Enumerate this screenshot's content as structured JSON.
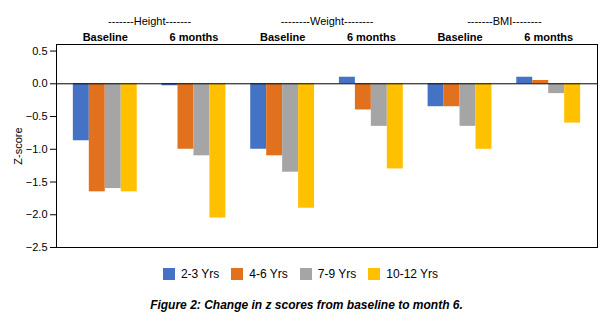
{
  "chart_data": {
    "type": "bar",
    "categories": [
      "Baseline",
      "6 months",
      "Baseline",
      "6 months",
      "Baseline",
      "6 months"
    ],
    "series": [
      {
        "name": "2-3 Yrs",
        "color": "#4472C4",
        "values": [
          -0.87,
          -0.03,
          -1.0,
          0.1,
          -0.35,
          0.1
        ]
      },
      {
        "name": "4-6 Yrs",
        "color": "#E2711D",
        "values": [
          -1.65,
          -1.0,
          -1.1,
          -0.4,
          -0.35,
          0.05
        ]
      },
      {
        "name": "7-9 Yrs",
        "color": "#A5A5A5",
        "values": [
          -1.6,
          -1.1,
          -1.35,
          -0.65,
          -0.65,
          -0.15
        ]
      },
      {
        "name": "10-12 Yrs",
        "color": "#FFC000",
        "values": [
          -1.65,
          -2.05,
          -1.9,
          -1.3,
          -1.0,
          -0.6
        ]
      }
    ],
    "ylabel": "Z-score",
    "ylim": [
      -2.5,
      0.6
    ],
    "yticks": [
      0.5,
      {
        "value": 0,
        "label": "0.0"
      },
      {
        "value": -0.5,
        "label": "−0.5"
      },
      {
        "value": -1.0,
        "label": "−1.0"
      },
      {
        "value": -1.5,
        "label": "−1.5"
      },
      {
        "value": -2.0,
        "label": "−2.0"
      },
      {
        "value": -2.5,
        "label": "−2.5"
      }
    ],
    "annotations": [
      "-------Height-------",
      "--------Weight--------",
      "-------BMI--------"
    ],
    "caption": "Figure 2: Change in z scores from baseline to month 6.",
    "legend": "bottom"
  }
}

## Directions for this task
Copy out all of the material exactly as written, without its pictures.

## Worked solution
Enumerate this screenshot's content as structured JSON.
{
  "chart_data": {
    "type": "bar",
    "categories": [
      "Baseline",
      "6 months",
      "Baseline",
      "6 months",
      "Baseline",
      "6 months"
    ],
    "series": [
      {
        "name": "2-3 Yrs",
        "color": "#4472C4",
        "values": [
          -0.87,
          -0.03,
          -1.0,
          0.1,
          -0.35,
          0.1
        ]
      },
      {
        "name": "4-6 Yrs",
        "color": "#E2711D",
        "values": [
          -1.65,
          -1.0,
          -1.1,
          -0.4,
          -0.35,
          0.05
        ]
      },
      {
        "name": "7-9 Yrs",
        "color": "#A5A5A5",
        "values": [
          -1.6,
          -1.1,
          -1.35,
          -0.65,
          -0.65,
          -0.15
        ]
      },
      {
        "name": "10-12 Yrs",
        "color": "#FFC000",
        "values": [
          -1.65,
          -2.05,
          -1.9,
          -1.3,
          -1.0,
          -0.6
        ]
      }
    ],
    "ylabel": "Z-score",
    "ylim": [
      -2.5,
      0.6
    ],
    "yticks": [
      0.5,
      {
        "value": 0,
        "label": "0.0"
      },
      {
        "value": -0.5,
        "label": "−0.5"
      },
      {
        "value": -1.0,
        "label": "−1.0"
      },
      {
        "value": -1.5,
        "label": "−1.5"
      },
      {
        "value": -2.0,
        "label": "−2.0"
      },
      {
        "value": -2.5,
        "label": "−2.5"
      }
    ],
    "annotations": [
      "-------Height-------",
      "--------Weight--------",
      "-------BMI--------"
    ],
    "caption": "Figure 2: Change in z scores from baseline to month 6.",
    "legend": "bottom"
  }
}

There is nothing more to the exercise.